[Extract]

10. A method according to claim 9 further comprising the step of receiving a value for an adjustment to the light emission of at least one of the first light source, the second light source, and the third light source from the user interface.

11. A method according to claim 9 wherein the step of adjusting the selected warmth to include the selected dominant color comprises increasing or decreasing the emission of at least one of the first light source, the second light source, and the third light source.

12. A method according to claim 9 wherein the step of adjusting the selected warmth to include the selected dominant color comprises increasing the light emitted by the one of the first light source, the second light source, and the third light source that is closest in color to the selected dominant color.

13. A method according to claim 9 wherein the computerized device comprises an image capture device, and wherein the step of receiving a selected dominant color comprises: capturing an image of the environment by the image capture device; anddetermining a dominant color from the captured image.

[/Extract]
[Data supplied]

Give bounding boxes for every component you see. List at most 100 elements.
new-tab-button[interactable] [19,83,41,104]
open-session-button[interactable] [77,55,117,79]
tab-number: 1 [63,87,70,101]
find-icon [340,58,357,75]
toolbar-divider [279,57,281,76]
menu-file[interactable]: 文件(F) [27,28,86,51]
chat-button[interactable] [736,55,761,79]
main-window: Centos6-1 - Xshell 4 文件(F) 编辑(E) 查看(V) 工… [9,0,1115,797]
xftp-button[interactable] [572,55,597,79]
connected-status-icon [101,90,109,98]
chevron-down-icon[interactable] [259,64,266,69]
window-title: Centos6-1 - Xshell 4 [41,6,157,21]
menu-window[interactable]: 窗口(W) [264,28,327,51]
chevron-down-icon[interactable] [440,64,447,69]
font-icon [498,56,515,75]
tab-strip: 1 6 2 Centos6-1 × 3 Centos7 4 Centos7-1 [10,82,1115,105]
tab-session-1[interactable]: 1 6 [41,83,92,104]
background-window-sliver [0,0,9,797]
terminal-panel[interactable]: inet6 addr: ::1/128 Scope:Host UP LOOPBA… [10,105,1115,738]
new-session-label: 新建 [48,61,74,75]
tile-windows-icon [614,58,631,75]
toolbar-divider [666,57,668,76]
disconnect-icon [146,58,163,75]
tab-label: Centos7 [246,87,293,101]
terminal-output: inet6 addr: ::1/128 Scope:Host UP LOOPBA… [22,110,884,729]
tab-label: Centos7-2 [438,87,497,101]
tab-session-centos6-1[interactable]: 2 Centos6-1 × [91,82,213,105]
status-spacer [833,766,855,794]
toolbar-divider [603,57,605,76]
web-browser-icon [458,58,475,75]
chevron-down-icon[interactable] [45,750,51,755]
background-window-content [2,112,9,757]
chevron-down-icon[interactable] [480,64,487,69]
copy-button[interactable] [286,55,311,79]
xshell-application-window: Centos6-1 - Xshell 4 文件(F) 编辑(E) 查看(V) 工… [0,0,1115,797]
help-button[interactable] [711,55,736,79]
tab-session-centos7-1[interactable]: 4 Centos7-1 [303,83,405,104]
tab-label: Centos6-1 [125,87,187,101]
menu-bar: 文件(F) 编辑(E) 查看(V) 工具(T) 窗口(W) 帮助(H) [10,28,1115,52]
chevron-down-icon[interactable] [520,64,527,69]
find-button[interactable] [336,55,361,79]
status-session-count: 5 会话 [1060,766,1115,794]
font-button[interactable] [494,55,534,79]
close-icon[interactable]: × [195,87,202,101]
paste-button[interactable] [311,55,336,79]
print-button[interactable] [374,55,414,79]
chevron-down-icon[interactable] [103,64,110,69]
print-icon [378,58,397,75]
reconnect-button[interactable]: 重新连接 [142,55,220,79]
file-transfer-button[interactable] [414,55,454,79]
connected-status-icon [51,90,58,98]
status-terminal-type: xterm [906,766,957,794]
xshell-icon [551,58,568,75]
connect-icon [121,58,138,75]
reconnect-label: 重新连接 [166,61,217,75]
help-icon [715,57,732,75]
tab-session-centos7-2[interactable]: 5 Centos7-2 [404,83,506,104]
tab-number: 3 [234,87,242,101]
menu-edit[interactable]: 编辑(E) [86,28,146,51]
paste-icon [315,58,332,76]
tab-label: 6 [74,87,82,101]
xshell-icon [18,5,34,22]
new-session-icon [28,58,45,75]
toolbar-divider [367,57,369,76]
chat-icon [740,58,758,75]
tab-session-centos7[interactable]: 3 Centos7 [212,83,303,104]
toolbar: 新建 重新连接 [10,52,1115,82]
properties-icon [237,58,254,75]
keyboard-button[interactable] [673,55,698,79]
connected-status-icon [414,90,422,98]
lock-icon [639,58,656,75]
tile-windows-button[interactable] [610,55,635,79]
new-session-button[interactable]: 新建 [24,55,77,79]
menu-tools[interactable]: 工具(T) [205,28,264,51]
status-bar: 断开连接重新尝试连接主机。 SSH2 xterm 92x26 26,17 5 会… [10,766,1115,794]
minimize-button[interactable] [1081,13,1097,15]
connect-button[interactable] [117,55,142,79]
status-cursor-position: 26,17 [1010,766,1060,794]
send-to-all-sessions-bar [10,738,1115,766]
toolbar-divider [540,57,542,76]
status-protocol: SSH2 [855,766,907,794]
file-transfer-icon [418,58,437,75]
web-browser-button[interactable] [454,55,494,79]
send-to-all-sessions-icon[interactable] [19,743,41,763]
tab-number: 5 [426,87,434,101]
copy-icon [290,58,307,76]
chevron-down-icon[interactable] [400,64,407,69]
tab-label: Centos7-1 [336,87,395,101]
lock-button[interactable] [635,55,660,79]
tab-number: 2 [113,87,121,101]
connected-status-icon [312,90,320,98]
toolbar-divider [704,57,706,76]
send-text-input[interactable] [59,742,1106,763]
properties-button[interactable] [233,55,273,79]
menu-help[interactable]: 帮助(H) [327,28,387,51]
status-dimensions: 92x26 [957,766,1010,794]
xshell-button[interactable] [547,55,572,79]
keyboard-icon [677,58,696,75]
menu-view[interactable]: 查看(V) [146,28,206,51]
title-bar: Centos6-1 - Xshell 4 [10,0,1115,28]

[/Data supplied]

Reproduce the part of the patent claims above starting at "13. A method" and ending at "the captured image.".

Answer to this exercise —
13. A method according to claim 9 wherein the computerized device comprises an image capture device, and wherein the step of receiving a selected dominant color comprises: capturing an image of the environment by the image capture device; anddetermining a dominant color from the captured image.